■ Task to carry out:
Reply with one number: the count of lines in the listing that contain the string "Śląskie".

Data entries
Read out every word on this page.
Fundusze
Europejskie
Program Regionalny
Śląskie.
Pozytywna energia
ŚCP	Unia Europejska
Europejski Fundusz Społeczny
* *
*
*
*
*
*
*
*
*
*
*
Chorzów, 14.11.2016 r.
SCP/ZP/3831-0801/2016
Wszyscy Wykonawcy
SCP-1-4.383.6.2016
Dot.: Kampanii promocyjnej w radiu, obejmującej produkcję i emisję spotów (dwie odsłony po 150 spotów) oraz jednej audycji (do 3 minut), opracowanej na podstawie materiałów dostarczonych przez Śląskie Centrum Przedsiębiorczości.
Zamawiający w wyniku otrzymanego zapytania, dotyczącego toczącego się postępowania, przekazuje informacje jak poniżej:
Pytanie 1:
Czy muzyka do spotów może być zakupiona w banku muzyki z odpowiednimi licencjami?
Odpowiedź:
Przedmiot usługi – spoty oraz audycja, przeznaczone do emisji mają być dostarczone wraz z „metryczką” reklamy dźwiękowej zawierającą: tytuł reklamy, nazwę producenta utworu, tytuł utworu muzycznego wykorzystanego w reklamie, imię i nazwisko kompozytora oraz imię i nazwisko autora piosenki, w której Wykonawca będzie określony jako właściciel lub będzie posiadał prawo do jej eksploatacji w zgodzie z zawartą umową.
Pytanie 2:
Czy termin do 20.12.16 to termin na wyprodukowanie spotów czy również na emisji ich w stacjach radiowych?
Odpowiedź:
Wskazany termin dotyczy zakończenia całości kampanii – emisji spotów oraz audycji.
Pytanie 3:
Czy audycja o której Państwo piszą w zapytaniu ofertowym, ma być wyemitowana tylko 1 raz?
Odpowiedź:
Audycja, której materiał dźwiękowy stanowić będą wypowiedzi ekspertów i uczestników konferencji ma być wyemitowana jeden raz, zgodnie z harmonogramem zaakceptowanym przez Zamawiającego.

■ Reply:
2